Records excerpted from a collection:
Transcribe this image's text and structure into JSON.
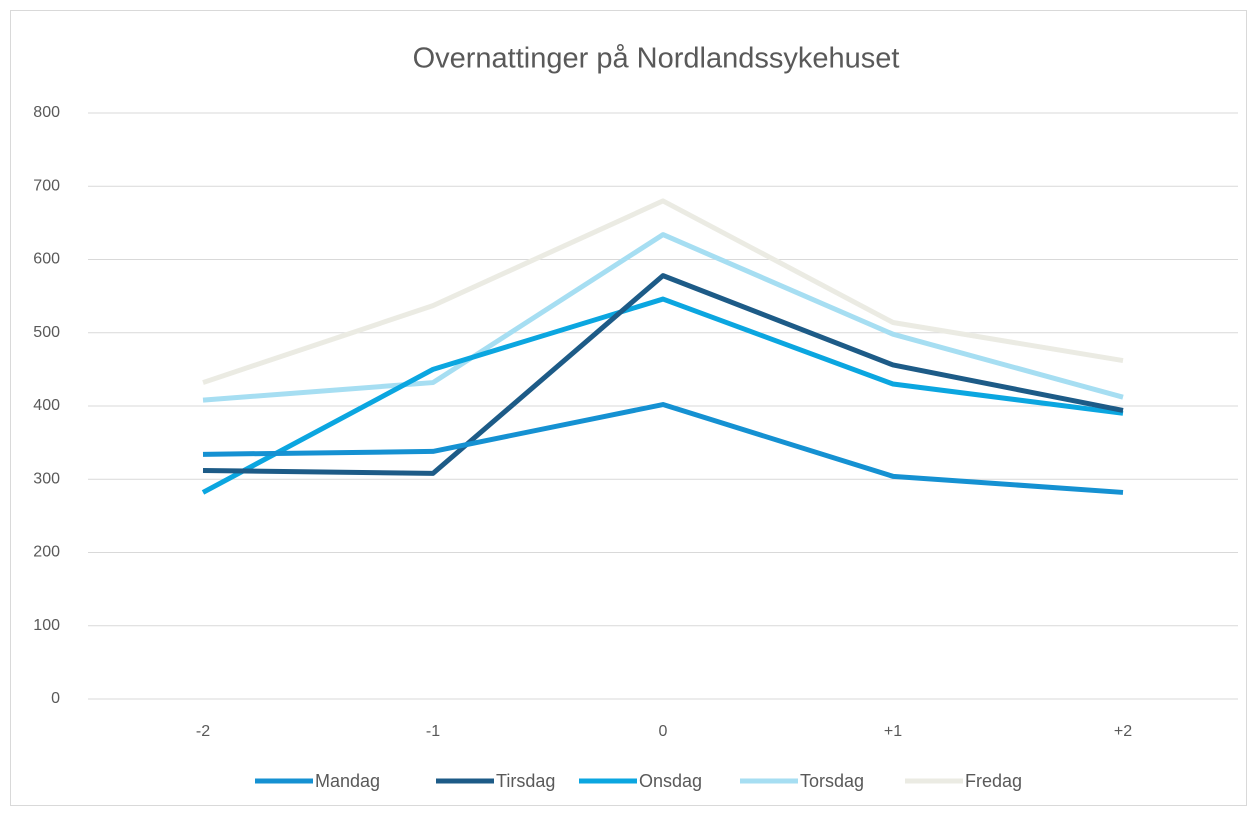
{
  "chart_data": {
    "type": "line",
    "title": "Overnattinger på Nordlandssykehuset",
    "categories": [
      "-2",
      "-1",
      "0",
      "+1",
      "+2"
    ],
    "series": [
      {
        "name": "Mandag",
        "color": "#1591d2",
        "values": [
          334,
          338,
          402,
          304,
          282
        ]
      },
      {
        "name": "Tirsdag",
        "color": "#1d5b87",
        "values": [
          312,
          308,
          578,
          456,
          394
        ]
      },
      {
        "name": "Onsdag",
        "color": "#0ba6e0",
        "values": [
          282,
          450,
          546,
          430,
          390
        ]
      },
      {
        "name": "Torsdag",
        "color": "#a6def2",
        "values": [
          408,
          432,
          634,
          498,
          412
        ]
      },
      {
        "name": "Fredag",
        "color": "#ebebe3",
        "values": [
          432,
          537,
          680,
          514,
          462
        ]
      }
    ],
    "ylim": [
      0,
      800
    ],
    "yticks": [
      0,
      100,
      200,
      300,
      400,
      500,
      600,
      700,
      800
    ],
    "grid": true,
    "legend": "bottom"
  }
}
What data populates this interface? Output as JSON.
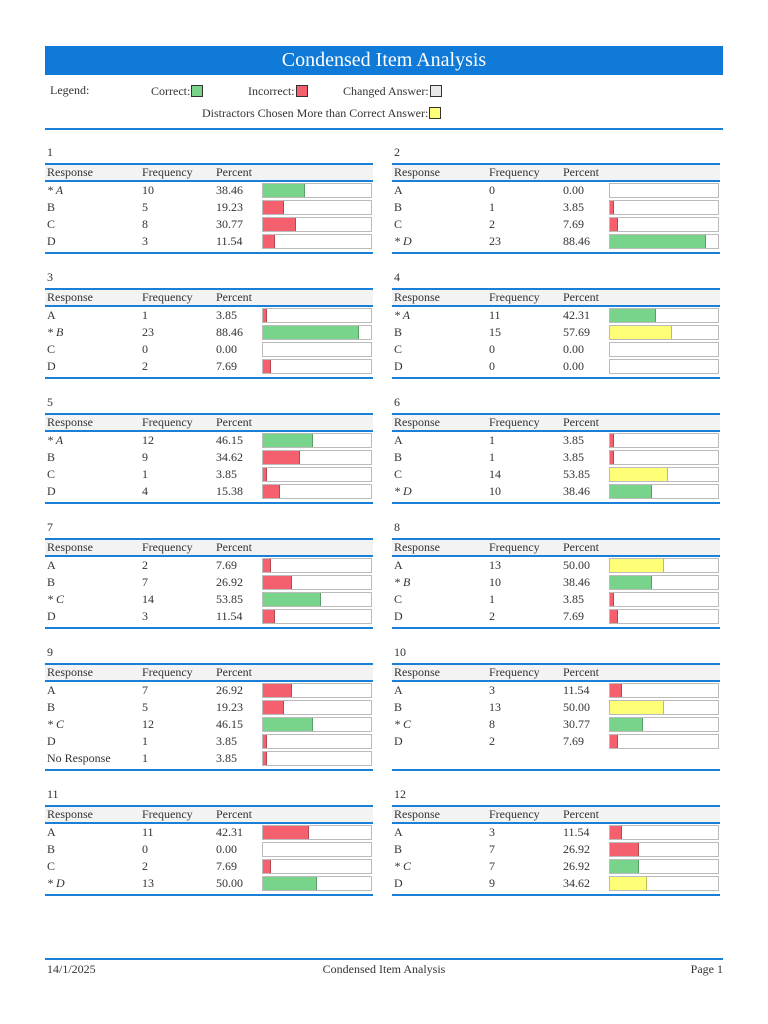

[Task directions]
Go through the records above, find every line with the word "JSON", and list those lines.

[Response]
Transcribe this image's text and structure into JSON.
What data populates this interface? Output as JSON.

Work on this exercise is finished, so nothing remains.